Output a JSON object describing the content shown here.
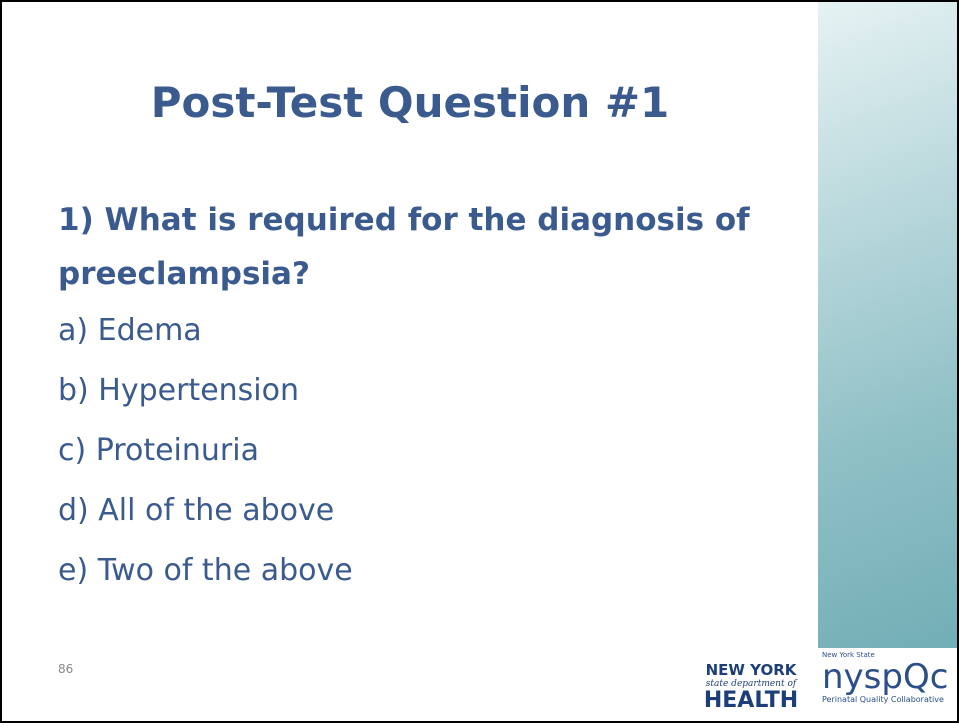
{
  "slide": {
    "title": "Post-Test Question #1",
    "question_lines": [
      "1) What is required for the diagnosis of",
      "preeclampsia?"
    ],
    "options": [
      "a) Edema",
      "b) Hypertension",
      "c) Proteinuria",
      "d) All of the above",
      "e) Two of the above"
    ],
    "page_number": "86",
    "logos": {
      "nys_health": {
        "line1": "NEW YORK",
        "line2": "state department of",
        "line3": "HEALTH"
      },
      "nyspqc": {
        "small": "New York State",
        "name": "nyspQc",
        "tagline": "Perinatal Quality Collaborative"
      }
    }
  }
}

━━━━━━

> Work task: Pictures excluded, set down all the entries exactly.

> Solved exercise:
Output a JSON object describing the content shown here.
{
  "slide": {
    "title": "Post-Test Question #1",
    "question_lines": [
      "1) What is required for the diagnosis of",
      "preeclampsia?"
    ],
    "options": [
      "a) Edema",
      "b) Hypertension",
      "c) Proteinuria",
      "d) All of the above",
      "e) Two of the above"
    ],
    "page_number": "86",
    "logos": {
      "nys_health": {
        "line1": "NEW YORK",
        "line2": "state department of",
        "line3": "HEALTH"
      },
      "nyspqc": {
        "small": "New York State",
        "name": "nyspQc",
        "tagline": "Perinatal Quality Collaborative"
      }
    }
  }
}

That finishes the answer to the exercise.